What the exercise asks:
The entries need to be copied exactly.
- - - -
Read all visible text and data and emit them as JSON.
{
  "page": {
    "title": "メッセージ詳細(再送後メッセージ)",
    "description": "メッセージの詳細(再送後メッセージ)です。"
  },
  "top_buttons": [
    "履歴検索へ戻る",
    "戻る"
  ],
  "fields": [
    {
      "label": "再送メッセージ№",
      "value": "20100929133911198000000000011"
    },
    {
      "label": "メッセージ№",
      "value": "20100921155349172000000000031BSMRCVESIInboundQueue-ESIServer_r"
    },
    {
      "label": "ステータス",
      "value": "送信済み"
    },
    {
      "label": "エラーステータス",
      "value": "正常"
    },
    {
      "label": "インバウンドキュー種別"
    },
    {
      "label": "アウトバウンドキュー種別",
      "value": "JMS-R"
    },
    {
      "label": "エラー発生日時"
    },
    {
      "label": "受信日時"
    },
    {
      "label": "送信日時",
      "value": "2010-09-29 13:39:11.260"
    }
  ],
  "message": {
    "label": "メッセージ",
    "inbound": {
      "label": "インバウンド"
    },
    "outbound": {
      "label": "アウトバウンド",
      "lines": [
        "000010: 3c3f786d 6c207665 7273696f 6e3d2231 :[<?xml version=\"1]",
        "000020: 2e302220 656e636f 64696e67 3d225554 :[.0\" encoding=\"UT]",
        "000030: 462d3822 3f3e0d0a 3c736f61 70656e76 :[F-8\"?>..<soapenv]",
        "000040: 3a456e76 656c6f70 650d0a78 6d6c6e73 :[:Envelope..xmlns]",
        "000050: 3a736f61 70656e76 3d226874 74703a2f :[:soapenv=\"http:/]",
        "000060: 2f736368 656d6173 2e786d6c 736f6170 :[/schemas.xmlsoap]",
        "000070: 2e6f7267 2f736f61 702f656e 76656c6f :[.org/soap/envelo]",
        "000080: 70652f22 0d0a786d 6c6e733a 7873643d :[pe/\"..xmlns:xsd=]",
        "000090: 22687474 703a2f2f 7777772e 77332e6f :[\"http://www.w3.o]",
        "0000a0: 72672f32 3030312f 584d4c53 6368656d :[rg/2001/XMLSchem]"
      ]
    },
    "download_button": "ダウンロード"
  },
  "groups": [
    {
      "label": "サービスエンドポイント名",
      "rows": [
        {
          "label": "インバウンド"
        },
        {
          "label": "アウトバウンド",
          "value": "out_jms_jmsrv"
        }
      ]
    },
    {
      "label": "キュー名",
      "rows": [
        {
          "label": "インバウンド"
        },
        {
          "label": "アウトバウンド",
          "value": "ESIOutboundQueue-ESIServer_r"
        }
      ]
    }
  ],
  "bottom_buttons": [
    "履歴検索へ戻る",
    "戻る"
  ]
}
- - - -
Written solution:
Read all visible text and data and emit them as JSON.
{
  "page": {
    "title": "メッセージ詳細(再送後メッセージ)",
    "description": "メッセージの詳細(再送後メッセージ)です。"
  },
  "top_buttons": [
    "履歴検索へ戻る",
    "戻る"
  ],
  "fields": [
    {
      "label": "再送メッセージ№",
      "value": "20100929133911198000000000011"
    },
    {
      "label": "メッセージ№",
      "value": "20100921155349172000000000031BSMRCVESIInboundQueue-ESIServer_r"
    },
    {
      "label": "ステータス",
      "value": "送信済み"
    },
    {
      "label": "エラーステータス",
      "value": "正常"
    },
    {
      "label": "インバウンドキュー種別"
    },
    {
      "label": "アウトバウンドキュー種別",
      "value": "JMS-R"
    },
    {
      "label": "エラー発生日時"
    },
    {
      "label": "受信日時"
    },
    {
      "label": "送信日時",
      "value": "2010-09-29 13:39:11.260"
    }
  ],
  "message": {
    "label": "メッセージ",
    "inbound": {
      "label": "インバウンド"
    },
    "outbound": {
      "label": "アウトバウンド",
      "lines": [
        "000010: 3c3f786d 6c207665 7273696f 6e3d2231 :[<?xml version=\"1]",
        "000020: 2e302220 656e636f 64696e67 3d225554 :[.0\" encoding=\"UT]",
        "000030: 462d3822 3f3e0d0a 3c736f61 70656e76 :[F-8\"?>..<soapenv]",
        "000040: 3a456e76 656c6f70 650d0a78 6d6c6e73 :[:Envelope..xmlns]",
        "000050: 3a736f61 70656e76 3d226874 74703a2f :[:soapenv=\"http:/]",
        "000060: 2f736368 656d6173 2e786d6c 736f6170 :[/schemas.xmlsoap]",
        "000070: 2e6f7267 2f736f61 702f656e 76656c6f :[.org/soap/envelo]",
        "000080: 70652f22 0d0a786d 6c6e733a 7873643d :[pe/\"..xmlns:xsd=]",
        "000090: 22687474 703a2f2f 7777772e 77332e6f :[\"http://www.w3.o]",
        "0000a0: 72672f32 3030312f 584d4c53 6368656d :[rg/2001/XMLSchem]"
      ]
    },
    "download_button": "ダウンロード"
  },
  "groups": [
    {
      "label": "サービスエンドポイント名",
      "rows": [
        {
          "label": "インバウンド"
        },
        {
          "label": "アウトバウンド",
          "value": "out_jms_jmsrv"
        }
      ]
    },
    {
      "label": "キュー名",
      "rows": [
        {
          "label": "インバウンド"
        },
        {
          "label": "アウトバウンド",
          "value": "ESIOutboundQueue-ESIServer_r"
        }
      ]
    }
  ],
  "bottom_buttons": [
    "履歴検索へ戻る",
    "戻る"
  ]
}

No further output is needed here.